Set exercise.
Look through the lines below and extract any with the word "八年级期中考试试题".

[Data entries]
··········
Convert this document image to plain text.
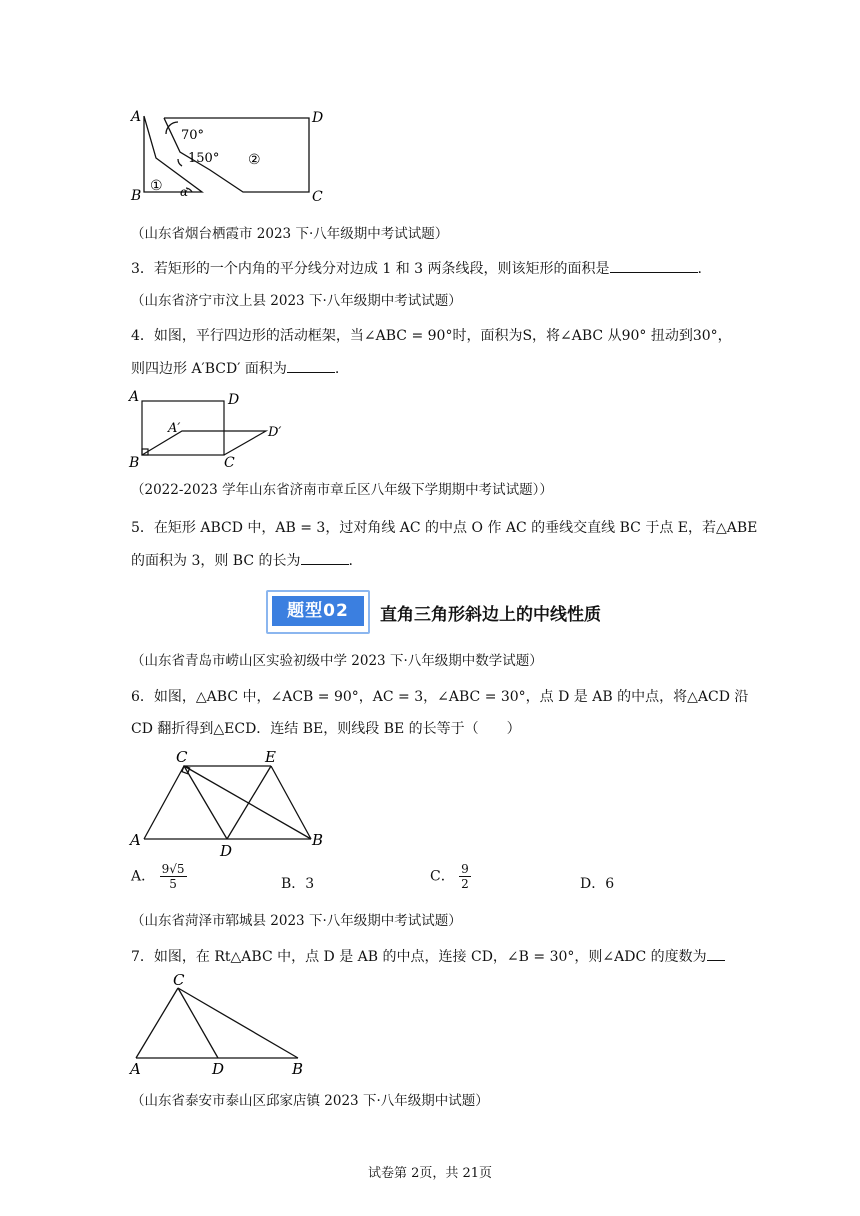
A
B
D
C
70°
150°
①
②
α
（山东省烟台栖霞市 2023 下·八年级期中考试试题）
3．若矩形的一个内角的平分线分对边成 1 和 3 两条线段，则该矩形的面积是	.
（山东省济宁市汶上县 2023 下·八年级期中考试试题）
4．如图，平行四边形的活动框架，当∠ABC = 90°时，面积为S，将∠ABC 从90° 扭动到30°，
则四边形 A′BCD′ 面积为	.
A	D
A′	D′
B	C
（2022-2023 学年山东省济南市章丘区八年级下学期期中考试试题））
5．在矩形 ABCD 中，AB = 3，过对角线 AC 的中点 O 作 AC 的垂线交直线 BC 于点 E，若△ABE
的面积为 3，则 BC 的长为	.
题型02	直角三角形斜边上的中线性质
（山东省青岛市崂山区实验初级中学 2023 下·八年级期中数学试题）
6．如图，△ABC 中，∠ACB = 90°，AC = 3，∠ABC = 30°，点 D 是 AB 的中点，将△ACD 沿
CD 翻折得到△ECD．连结 BE，则线段 BE 的长等于（　　）
C	E
A
D
B
A． $\frac{9√5}{5}$	B．3	C． $\frac{9}{2}$	D．6
（山东省菏泽市郓城县 2023 下·八年级期中考试试题）
7．如图，在 Rt△ABC 中，点 D 是 AB 的中点，连接 CD，∠B = 30°，则∠ADC 的度数为
C
A	D	B
（山东省泰安市泰山区邱家店镇 2023 下·八年级期中试题）
试卷第 2页，共 21页
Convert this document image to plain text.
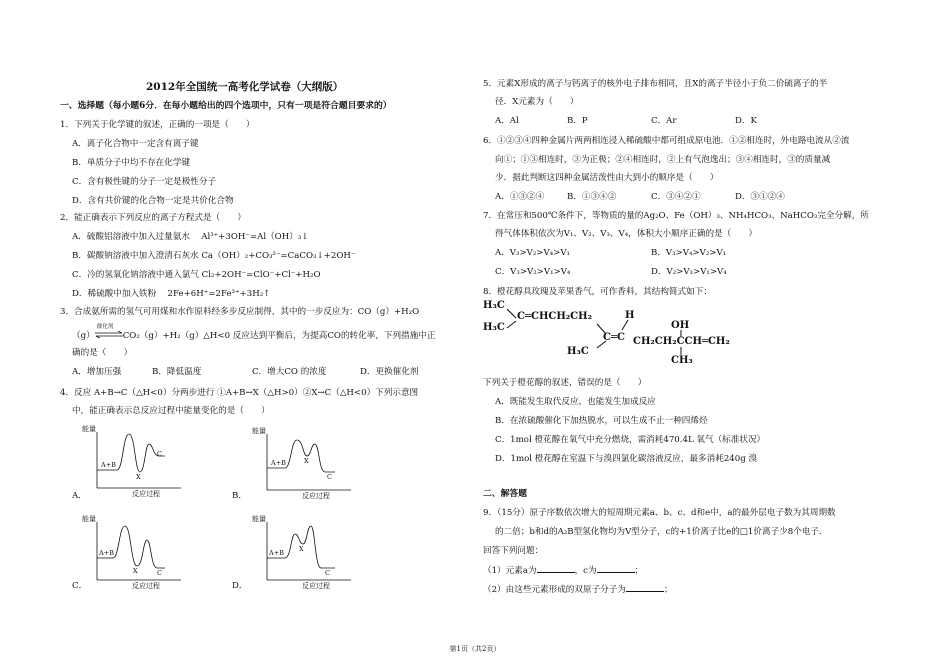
2012年全国统一高考化学试卷（大纲版）
一、选择题（每小题6分．在每小题给出的四个选项中，只有一项是符合题目要求的）
1．下列关于化学键的叙述，正确的一项是（　　）
A．离子化合物中一定含有离子键
B．单质分子中均不存在化学键
C．含有极性键的分子一定是极性分子
D．含有共价键的化合物一定是共价化合物
2．能正确表示下列反应的离子方程式是（　　）
A．硫酸铝溶液中加入过量氨水　 Al³⁺+3OH⁻=Al（OH）₃↓
B．碳酸钠溶液中加入澄清石灰水 Ca（OH）₂+CO₃²⁻=CaCO₃↓+2OH⁻
C．冷的氢氧化钠溶液中通入氯气 Cl₂+2OH⁻=ClO⁻+Cl⁻+H₂O
D．稀硫酸中加入铁粉　 2Fe+6H⁺=2Fe³⁺+3H₂↑
3．合成氨所需的氢气可用煤和水作原料经多步反应制得，其中的一步反应为：CO（g）+H₂O
（g）
催化剂
CO₂（g）+H₂（g）△H<0 反应达到平衡后，为提高CO的转化率，下列措施中正
确的是（　　）
A．增加压强	B．降低温度	C．增大CO 的浓度	D．更换催化剂
4．反应 A+B→C（△H<0）分两步进行 ①A+B→X（△H>0）②X→C（△H<0）下列示意图
中，能正确表示总反应过程中能量变化的是（　　）
能量
A+B
X
C
反应过程
A．
能量
A+B	X
C
反应过程
B．
能量
A+B
X	C
反应过程
C．
能量
A+B X
C
反应过程
D．
5．元素X形成的离子与钙离子的核外电子排布相同，且X的离子半径小于负二价硫离子的半
径．X元素为（　　）
A．Al	B．P	C．Ar	D．K
6．①②③④四种金属片两两相连浸入稀硫酸中都可组成原电池．①②相连时，外电路电流从②流
向①；①③相连时，③为正极；②④相连时，②上有气泡逸出；③④相连时，③的质量减
少．据此判断这四种金属活泼性由大到小的顺序是（　　）
A．①③②④	B．①③④②	C．③④②①	D．③①②④
7．在常压和500℃条件下，等物质的量的Ag₂O、Fe（OH）₃、NH₄HCO₃、NaHCO₃完全分解，所
得气体体积依次为V₁、V₂、V₃、V₄，体积大小顺序正确的是（　　）
A．V₃>V₂>V₄>V₁	B．V₃>V₄>V₂>V₁
C．V₃>V₂>V₁>V₄	D．V₂>V₃>V₁>V₄
8．橙花醇具玫瑰及苹果香气，可作香料，其结构简式如下：
H₃C
H₃C
C═CHCH₂CH₂	H
C═C
H₃C
OH
CH₂CH₂CCH═CH₂
CH₃
下列关于橙花醇的叙述，错误的是（　　）
A．既能发生取代反应，也能发生加成反应
B．在浓硫酸催化下加热脱水，可以生成不止一种四烯烃
C．1mol 橙花醇在氧气中充分燃烧，需消耗470.4L 氧气（标准状况）
D．1mol 橙花醇在室温下与溴四氯化碳溶液反应，最多消耗240g 溴
二、解答题
9．（15分）原子序数依次增大的短周期元素a、b、c、d和e中，a的最外层电子数为其周期数
的二倍；b和d的A₂B型氢化物均为V型分子，c的+1价离子比e的□1价离子少8个电子．
回答下列问题：
（1）元素a为	，c为	；
（2）由这些元素形成的双原子分子为	；
第1页（共2页）
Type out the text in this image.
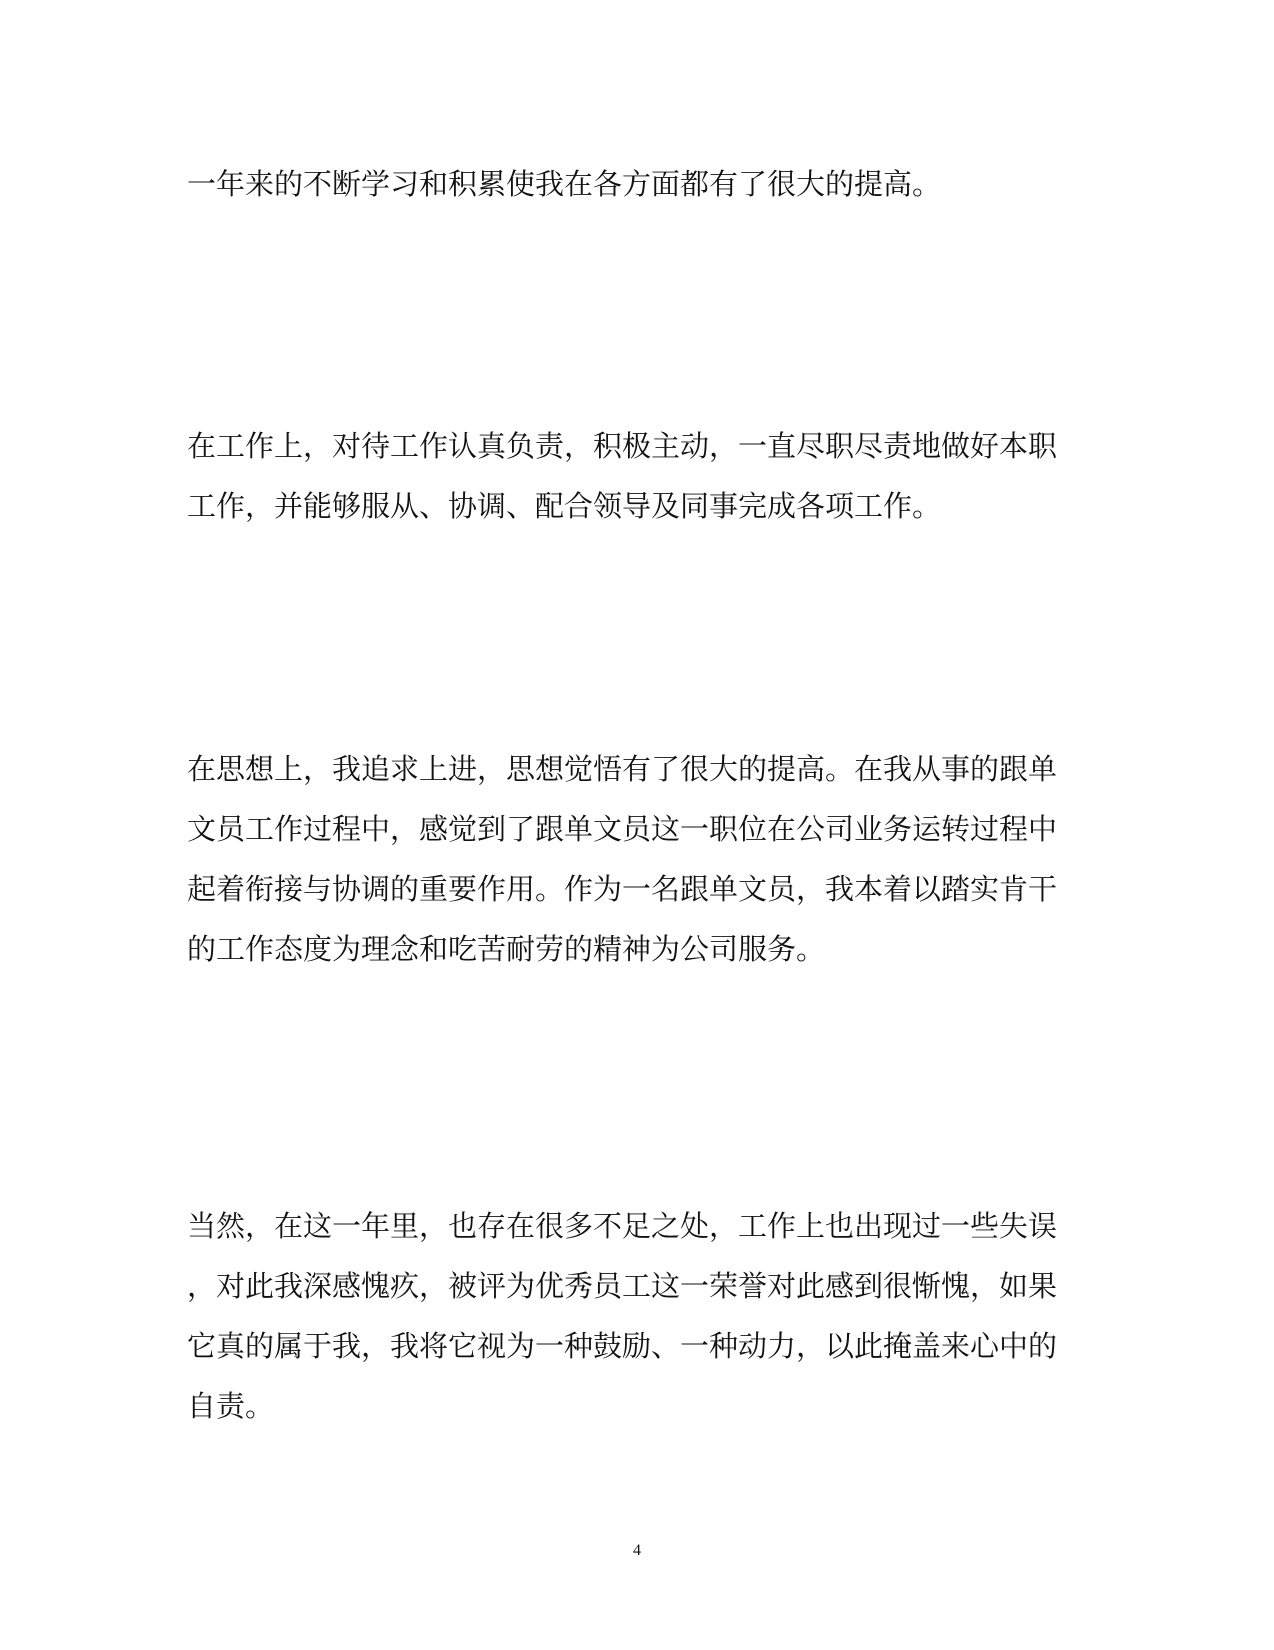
一年来的不断学习和积累使我在各方面都有了很大的提高。

在工作上，对待工作认真负责，积极主动，一直尽职尽责地做好本职
工作，并能够服从、协调、配合领导及同事完成各项工作。

在思想上，我追求上进，思想觉悟有了很大的提高。在我从事的跟单
文员工作过程中，感觉到了跟单文员这一职位在公司业务运转过程中
起着衔接与协调的重要作用。作为一名跟单文员，我本着以踏实肯干
的工作态度为理念和吃苦耐劳的精神为公司服务。

当然，在这一年里，也存在很多不足之处，工作上也出现过一些失误
，对此我深感愧疚，被评为优秀员工这一荣誉对此感到很惭愧，如果
它真的属于我，我将它视为一种鼓励、一种动力，以此掩盖来心中的
自责。

4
··········
Written response.
（山东省烟台栖霞市 2023 下·八年级期中考试试题）
（山东省济宁市汶上县 2023 下·八年级期中考试试题）
（山东省菏泽市郓城县 2023 下·八年级期中考试试题）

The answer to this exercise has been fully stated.